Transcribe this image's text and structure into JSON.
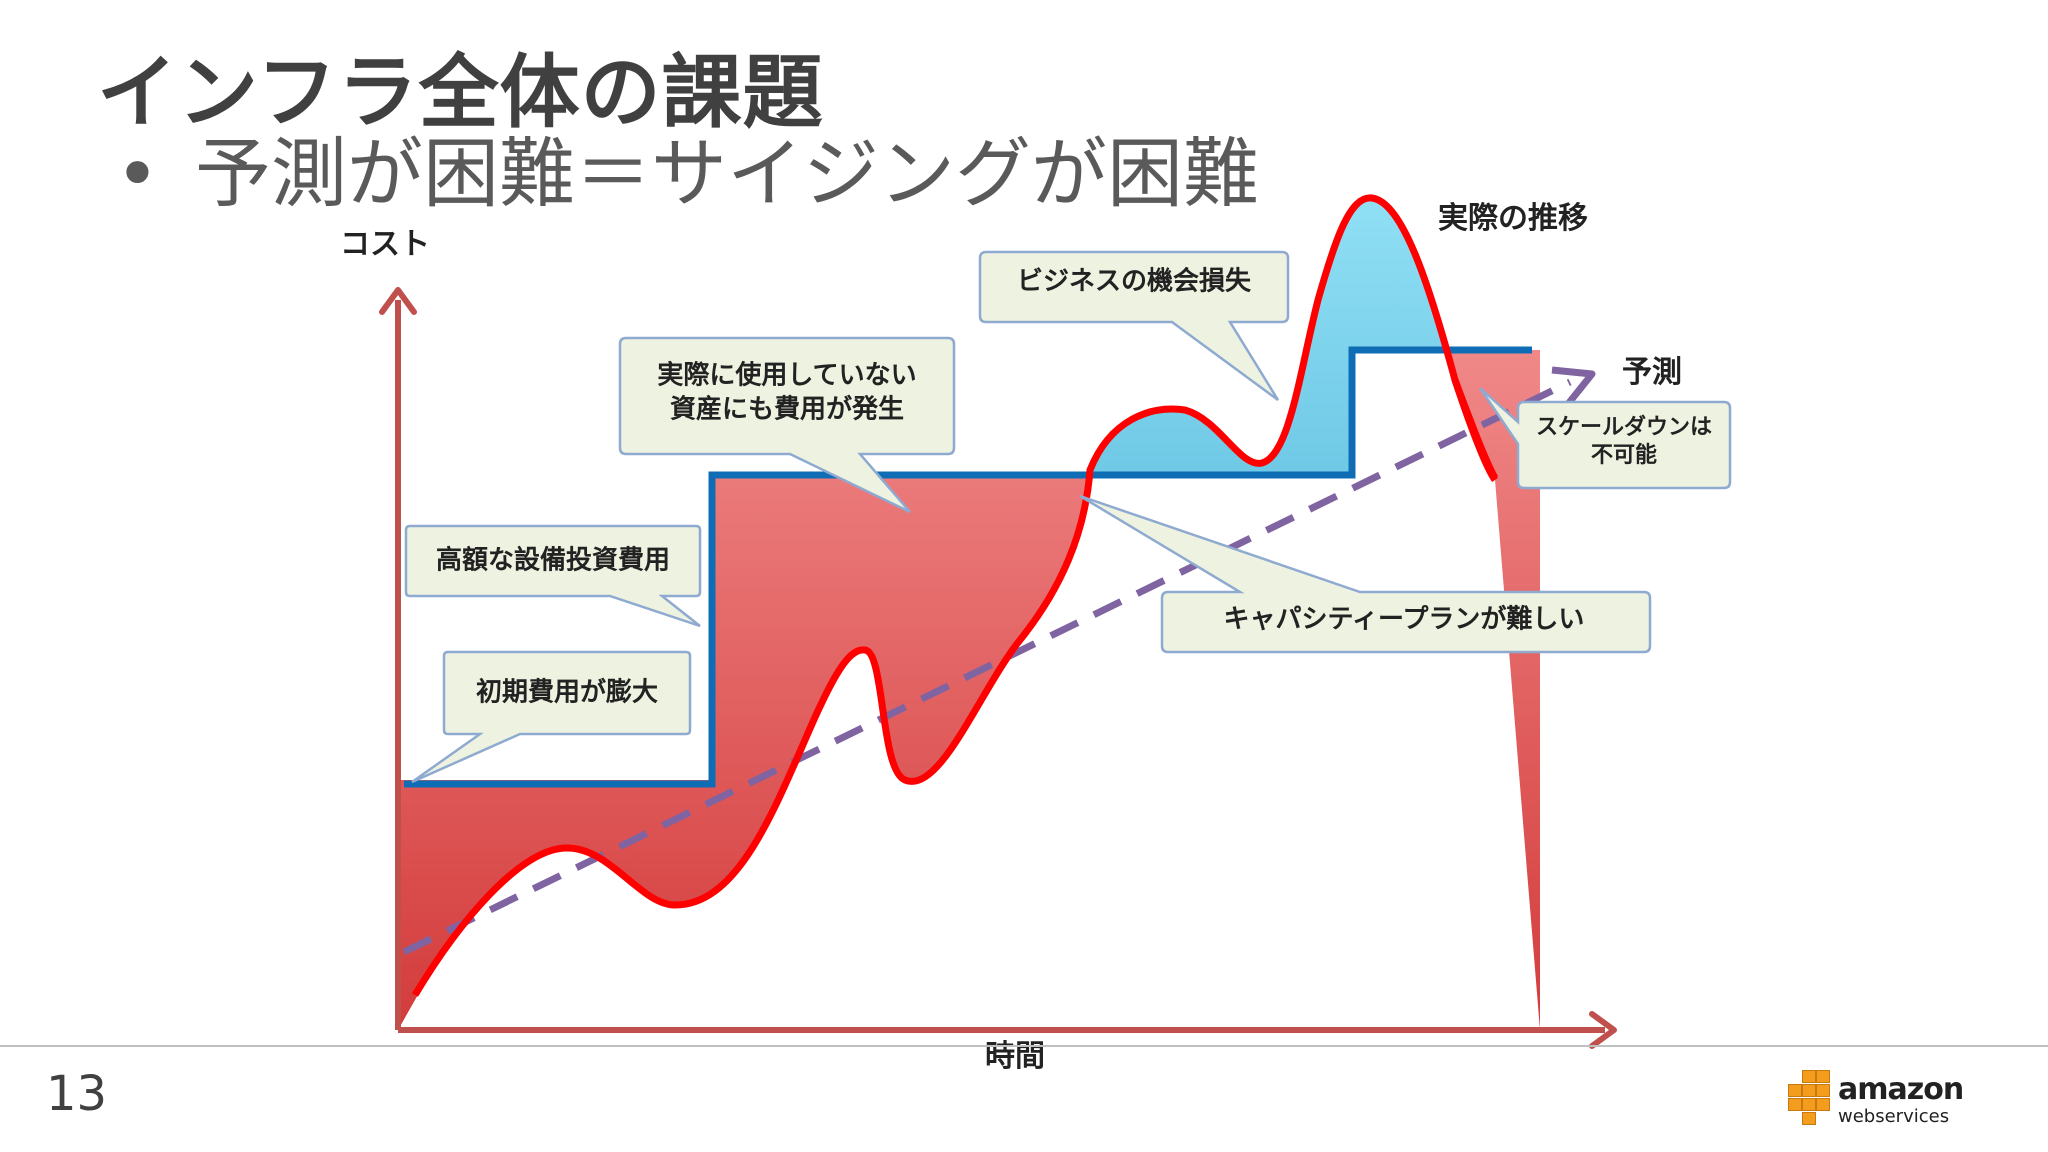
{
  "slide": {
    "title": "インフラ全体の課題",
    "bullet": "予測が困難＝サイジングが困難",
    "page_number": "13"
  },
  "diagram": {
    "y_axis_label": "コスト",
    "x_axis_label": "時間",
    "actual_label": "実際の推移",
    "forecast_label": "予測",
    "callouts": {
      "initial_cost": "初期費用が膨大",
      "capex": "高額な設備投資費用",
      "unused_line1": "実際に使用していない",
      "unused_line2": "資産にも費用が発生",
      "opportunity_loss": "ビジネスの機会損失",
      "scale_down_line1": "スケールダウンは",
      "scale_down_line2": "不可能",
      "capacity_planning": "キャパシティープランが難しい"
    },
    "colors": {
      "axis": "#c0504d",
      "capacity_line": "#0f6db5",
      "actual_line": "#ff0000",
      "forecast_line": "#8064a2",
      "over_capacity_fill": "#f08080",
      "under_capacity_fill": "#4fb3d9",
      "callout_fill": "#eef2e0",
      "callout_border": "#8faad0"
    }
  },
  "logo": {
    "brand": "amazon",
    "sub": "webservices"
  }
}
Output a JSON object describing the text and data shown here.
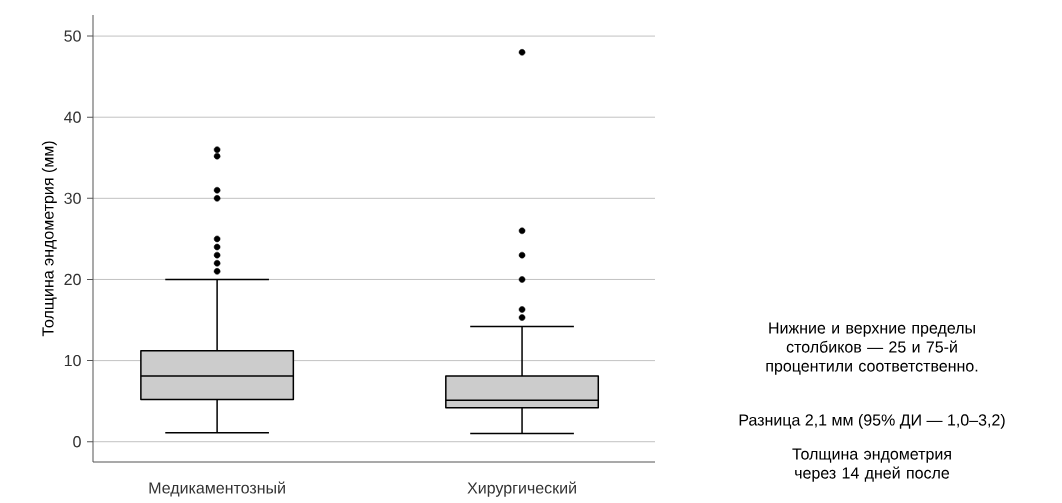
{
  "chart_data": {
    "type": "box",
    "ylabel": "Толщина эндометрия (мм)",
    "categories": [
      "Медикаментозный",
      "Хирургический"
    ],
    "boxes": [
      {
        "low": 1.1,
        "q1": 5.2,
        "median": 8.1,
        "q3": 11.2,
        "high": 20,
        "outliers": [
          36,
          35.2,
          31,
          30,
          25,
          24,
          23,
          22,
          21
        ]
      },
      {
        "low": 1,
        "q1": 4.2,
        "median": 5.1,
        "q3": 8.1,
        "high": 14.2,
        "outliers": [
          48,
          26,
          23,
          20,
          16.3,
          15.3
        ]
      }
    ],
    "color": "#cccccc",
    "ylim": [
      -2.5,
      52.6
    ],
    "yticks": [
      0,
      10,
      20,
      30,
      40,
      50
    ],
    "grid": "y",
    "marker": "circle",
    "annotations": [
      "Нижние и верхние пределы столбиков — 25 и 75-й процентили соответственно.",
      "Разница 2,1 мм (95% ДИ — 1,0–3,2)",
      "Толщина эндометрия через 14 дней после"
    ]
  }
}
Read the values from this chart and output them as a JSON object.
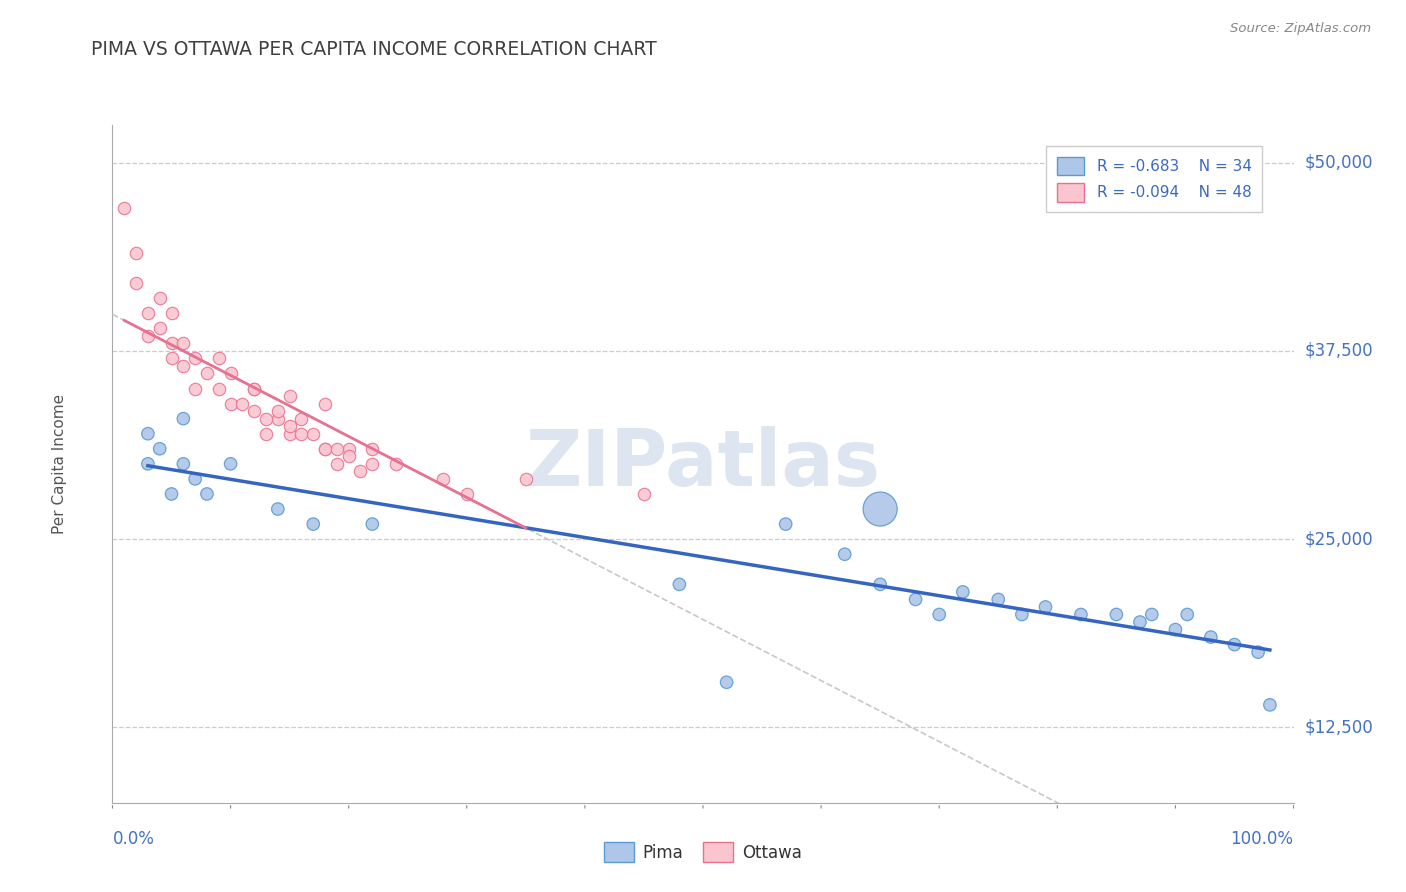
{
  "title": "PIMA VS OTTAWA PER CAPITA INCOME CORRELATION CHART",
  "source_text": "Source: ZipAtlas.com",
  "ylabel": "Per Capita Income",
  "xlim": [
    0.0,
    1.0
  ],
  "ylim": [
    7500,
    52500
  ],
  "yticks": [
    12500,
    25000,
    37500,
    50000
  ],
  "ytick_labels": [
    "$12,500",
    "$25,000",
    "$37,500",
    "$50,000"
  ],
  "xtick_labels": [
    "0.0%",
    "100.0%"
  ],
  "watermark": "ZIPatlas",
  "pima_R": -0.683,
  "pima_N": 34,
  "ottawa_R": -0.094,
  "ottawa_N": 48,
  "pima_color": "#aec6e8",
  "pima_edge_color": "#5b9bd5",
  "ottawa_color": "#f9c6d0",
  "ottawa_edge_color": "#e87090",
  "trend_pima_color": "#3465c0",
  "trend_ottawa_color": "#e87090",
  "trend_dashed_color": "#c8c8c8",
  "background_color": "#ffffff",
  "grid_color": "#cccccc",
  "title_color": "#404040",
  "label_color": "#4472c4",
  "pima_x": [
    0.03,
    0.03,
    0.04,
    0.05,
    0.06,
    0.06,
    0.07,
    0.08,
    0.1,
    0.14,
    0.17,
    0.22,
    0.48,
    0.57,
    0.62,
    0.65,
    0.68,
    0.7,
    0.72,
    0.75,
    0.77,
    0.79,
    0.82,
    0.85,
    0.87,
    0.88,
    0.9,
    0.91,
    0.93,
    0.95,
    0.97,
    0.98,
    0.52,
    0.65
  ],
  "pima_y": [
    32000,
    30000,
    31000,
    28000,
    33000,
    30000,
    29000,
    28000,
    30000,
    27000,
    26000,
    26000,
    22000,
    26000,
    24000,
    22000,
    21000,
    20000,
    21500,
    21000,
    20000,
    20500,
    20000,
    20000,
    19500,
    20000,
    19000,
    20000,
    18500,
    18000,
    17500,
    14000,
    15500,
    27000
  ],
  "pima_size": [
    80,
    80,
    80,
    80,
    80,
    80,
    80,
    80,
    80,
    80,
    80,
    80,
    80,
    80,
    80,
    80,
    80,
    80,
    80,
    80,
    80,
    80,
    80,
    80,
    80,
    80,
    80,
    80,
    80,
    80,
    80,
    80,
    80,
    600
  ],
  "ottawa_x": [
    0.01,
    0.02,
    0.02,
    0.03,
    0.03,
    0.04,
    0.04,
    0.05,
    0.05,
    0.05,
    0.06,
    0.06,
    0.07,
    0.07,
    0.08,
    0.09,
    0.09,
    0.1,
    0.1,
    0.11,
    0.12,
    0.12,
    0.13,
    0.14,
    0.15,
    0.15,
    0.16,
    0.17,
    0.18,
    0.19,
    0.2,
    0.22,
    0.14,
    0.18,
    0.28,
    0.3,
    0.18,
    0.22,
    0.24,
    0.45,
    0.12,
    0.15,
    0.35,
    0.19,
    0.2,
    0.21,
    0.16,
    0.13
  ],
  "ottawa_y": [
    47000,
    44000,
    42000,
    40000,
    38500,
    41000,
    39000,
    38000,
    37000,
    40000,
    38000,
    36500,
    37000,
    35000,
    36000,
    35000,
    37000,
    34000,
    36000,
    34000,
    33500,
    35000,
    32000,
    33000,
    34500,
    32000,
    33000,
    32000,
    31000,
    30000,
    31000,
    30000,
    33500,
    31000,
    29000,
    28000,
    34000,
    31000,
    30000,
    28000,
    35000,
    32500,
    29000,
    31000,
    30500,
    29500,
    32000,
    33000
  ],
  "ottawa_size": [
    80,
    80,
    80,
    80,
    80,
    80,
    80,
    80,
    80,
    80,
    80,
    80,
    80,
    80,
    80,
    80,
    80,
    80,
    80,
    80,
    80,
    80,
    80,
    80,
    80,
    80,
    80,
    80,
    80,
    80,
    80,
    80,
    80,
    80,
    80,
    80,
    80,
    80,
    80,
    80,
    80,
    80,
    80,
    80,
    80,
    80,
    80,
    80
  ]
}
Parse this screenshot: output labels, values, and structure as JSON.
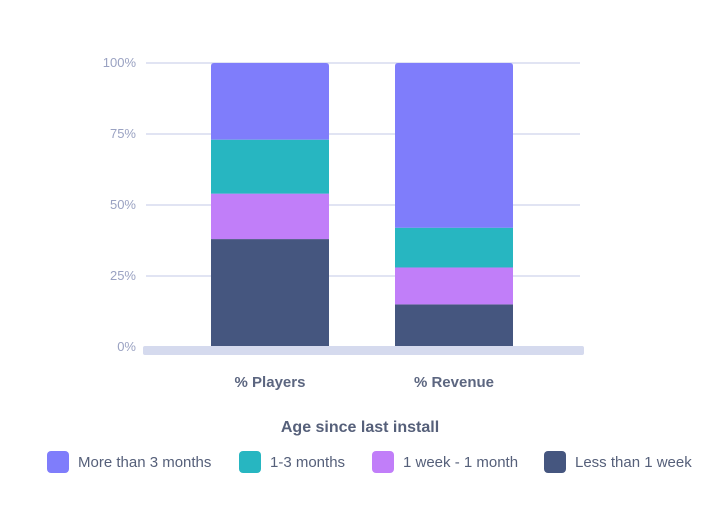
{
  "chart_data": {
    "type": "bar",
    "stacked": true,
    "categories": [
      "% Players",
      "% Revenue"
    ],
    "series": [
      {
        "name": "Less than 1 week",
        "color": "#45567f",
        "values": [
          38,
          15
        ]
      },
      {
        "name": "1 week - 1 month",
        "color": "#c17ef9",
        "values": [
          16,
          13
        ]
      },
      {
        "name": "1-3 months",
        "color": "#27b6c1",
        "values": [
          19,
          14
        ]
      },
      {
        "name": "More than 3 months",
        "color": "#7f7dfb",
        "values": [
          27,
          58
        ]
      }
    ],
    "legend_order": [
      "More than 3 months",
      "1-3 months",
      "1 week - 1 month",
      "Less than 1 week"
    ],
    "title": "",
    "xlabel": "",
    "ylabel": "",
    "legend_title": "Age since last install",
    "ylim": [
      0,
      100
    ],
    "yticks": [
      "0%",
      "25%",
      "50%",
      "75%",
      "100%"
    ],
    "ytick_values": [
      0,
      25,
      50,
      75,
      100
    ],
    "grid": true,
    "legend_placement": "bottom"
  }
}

--------------------------------------------------

* [Requirements]: Using the data above, print every line exactly, omitting pictures.

* [Task result]:
Transcribe this image's text and structure into JSON.
{
  "slide": {
    "title": "インフラ全体の課題",
    "bullet": "予測が困難＝サイジングが困難",
    "page_number": "13"
  },
  "diagram": {
    "y_axis_label": "コスト",
    "x_axis_label": "時間",
    "actual_label": "実際の推移",
    "forecast_label": "予測",
    "callouts": {
      "initial_cost": "初期費用が膨大",
      "capex": "高額な設備投資費用",
      "unused_line1": "実際に使用していない",
      "unused_line2": "資産にも費用が発生",
      "opportunity_loss": "ビジネスの機会損失",
      "scale_down_line1": "スケールダウンは",
      "scale_down_line2": "不可能",
      "capacity_planning": "キャパシティープランが難しい"
    },
    "colors": {
      "axis": "#c0504d",
      "capacity_line": "#0f6db5",
      "actual_line": "#ff0000",
      "forecast_line": "#8064a2",
      "over_capacity_fill": "#f08080",
      "under_capacity_fill": "#4fb3d9",
      "callout_fill": "#eef2e0",
      "callout_border": "#8faad0"
    }
  },
  "logo": {
    "brand": "amazon",
    "sub": "webservices"
  }
}
Output a JSON object describing the text and data shown here.
{
  "chart_data": {
    "type": "box",
    "ylabel": "Толщина эндометрия (мм)",
    "categories": [
      "Медикаментозный",
      "Хирургический"
    ],
    "boxes": [
      {
        "low": 1.1,
        "q1": 5.2,
        "median": 8.1,
        "q3": 11.2,
        "high": 20,
        "outliers": [
          36,
          35.2,
          31,
          30,
          25,
          24,
          23,
          22,
          21
        ]
      },
      {
        "low": 1,
        "q1": 4.2,
        "median": 5.1,
        "q3": 8.1,
        "high": 14.2,
        "outliers": [
          48,
          26,
          23,
          20,
          16.3,
          15.3
        ]
      }
    ],
    "color": "#cccccc",
    "ylim": [
      -2.5,
      52.6
    ],
    "yticks": [
      0,
      10,
      20,
      30,
      40,
      50
    ],
    "grid": "y",
    "marker": "circle",
    "annotations": [
      "Нижние и верхние пределы столбиков — 25 и 75-й процентили соответственно.",
      "Разница 2,1 мм (95% ДИ — 1,0–3,2)",
      "Толщина эндометрия через 14 дней после"
    ]
  }
}
Read the values from this chart and output them as a JSON object.
{
  "title": "PIMA VS OTTAWA PER CAPITA INCOME CORRELATION CHART",
  "source_text": "Source: ZipAtlas.com",
  "ylabel": "Per Capita Income",
  "xlim": [
    0.0,
    1.0
  ],
  "ylim": [
    7500,
    52500
  ],
  "yticks": [
    12500,
    25000,
    37500,
    50000
  ],
  "ytick_labels": [
    "$12,500",
    "$25,000",
    "$37,500",
    "$50,000"
  ],
  "xtick_labels": [
    "0.0%",
    "100.0%"
  ],
  "watermark": "ZIPatlas",
  "pima_R": -0.683,
  "pima_N": 34,
  "ottawa_R": -0.094,
  "ottawa_N": 48,
  "pima_color": "#aec6e8",
  "pima_edge_color": "#5b9bd5",
  "ottawa_color": "#f9c6d0",
  "ottawa_edge_color": "#e87090",
  "trend_pima_color": "#3465c0",
  "trend_ottawa_color": "#e87090",
  "trend_dashed_color": "#c8c8c8",
  "background_color": "#ffffff",
  "grid_color": "#cccccc",
  "title_color": "#404040",
  "label_color": "#4472c4",
  "pima_x": [
    0.03,
    0.03,
    0.04,
    0.05,
    0.06,
    0.06,
    0.07,
    0.08,
    0.1,
    0.14,
    0.17,
    0.22,
    0.48,
    0.57,
    0.62,
    0.65,
    0.68,
    0.7,
    0.72,
    0.75,
    0.77,
    0.79,
    0.82,
    0.85,
    0.87,
    0.88,
    0.9,
    0.91,
    0.93,
    0.95,
    0.97,
    0.98,
    0.52,
    0.65
  ],
  "pima_y": [
    32000,
    30000,
    31000,
    28000,
    33000,
    30000,
    29000,
    28000,
    30000,
    27000,
    26000,
    26000,
    22000,
    26000,
    24000,
    22000,
    21000,
    20000,
    21500,
    21000,
    20000,
    20500,
    20000,
    20000,
    19500,
    20000,
    19000,
    20000,
    18500,
    18000,
    17500,
    14000,
    15500,
    27000
  ],
  "pima_size": [
    80,
    80,
    80,
    80,
    80,
    80,
    80,
    80,
    80,
    80,
    80,
    80,
    80,
    80,
    80,
    80,
    80,
    80,
    80,
    80,
    80,
    80,
    80,
    80,
    80,
    80,
    80,
    80,
    80,
    80,
    80,
    80,
    80,
    600
  ],
  "ottawa_x": [
    0.01,
    0.02,
    0.02,
    0.03,
    0.03,
    0.04,
    0.04,
    0.05,
    0.05,
    0.05,
    0.06,
    0.06,
    0.07,
    0.07,
    0.08,
    0.09,
    0.09,
    0.1,
    0.1,
    0.11,
    0.12,
    0.12,
    0.13,
    0.14,
    0.15,
    0.15,
    0.16,
    0.17,
    0.18,
    0.19,
    0.2,
    0.22,
    0.14,
    0.18,
    0.28,
    0.3,
    0.18,
    0.22,
    0.24,
    0.45,
    0.12,
    0.15,
    0.35,
    0.19,
    0.2,
    0.21,
    0.16,
    0.13
  ],
  "ottawa_y": [
    47000,
    44000,
    42000,
    40000,
    38500,
    41000,
    39000,
    38000,
    37000,
    40000,
    38000,
    36500,
    37000,
    35000,
    36000,
    35000,
    37000,
    34000,
    36000,
    34000,
    33500,
    35000,
    32000,
    33000,
    34500,
    32000,
    33000,
    32000,
    31000,
    30000,
    31000,
    30000,
    33500,
    31000,
    29000,
    28000,
    34000,
    31000,
    30000,
    28000,
    35000,
    32500,
    29000,
    31000,
    30500,
    29500,
    32000,
    33000
  ],
  "ottawa_size": [
    80,
    80,
    80,
    80,
    80,
    80,
    80,
    80,
    80,
    80,
    80,
    80,
    80,
    80,
    80,
    80,
    80,
    80,
    80,
    80,
    80,
    80,
    80,
    80,
    80,
    80,
    80,
    80,
    80,
    80,
    80,
    80,
    80,
    80,
    80,
    80,
    80,
    80,
    80,
    80,
    80,
    80,
    80,
    80,
    80,
    80,
    80,
    80
  ]
}
Parse this screenshot: output labels, values, and structure as JSON.
{
  "chart_data": {
    "type": "bar",
    "stacked": true,
    "categories": [
      "% Players",
      "% Revenue"
    ],
    "series": [
      {
        "name": "Less than 1 week",
        "color": "#45567f",
        "values": [
          38,
          15
        ]
      },
      {
        "name": "1 week - 1 month",
        "color": "#c17ef9",
        "values": [
          16,
          13
        ]
      },
      {
        "name": "1-3 months",
        "color": "#27b6c1",
        "values": [
          19,
          14
        ]
      },
      {
        "name": "More than 3 months",
        "color": "#7f7dfb",
        "values": [
          27,
          58
        ]
      }
    ],
    "legend_order": [
      "More than 3 months",
      "1-3 months",
      "1 week - 1 month",
      "Less than 1 week"
    ],
    "title": "",
    "xlabel": "",
    "ylabel": "",
    "legend_title": "Age since last install",
    "ylim": [
      0,
      100
    ],
    "yticks": [
      "0%",
      "25%",
      "50%",
      "75%",
      "100%"
    ],
    "ytick_values": [
      0,
      25,
      50,
      75,
      100
    ],
    "grid": true,
    "legend_placement": "bottom"
  }
}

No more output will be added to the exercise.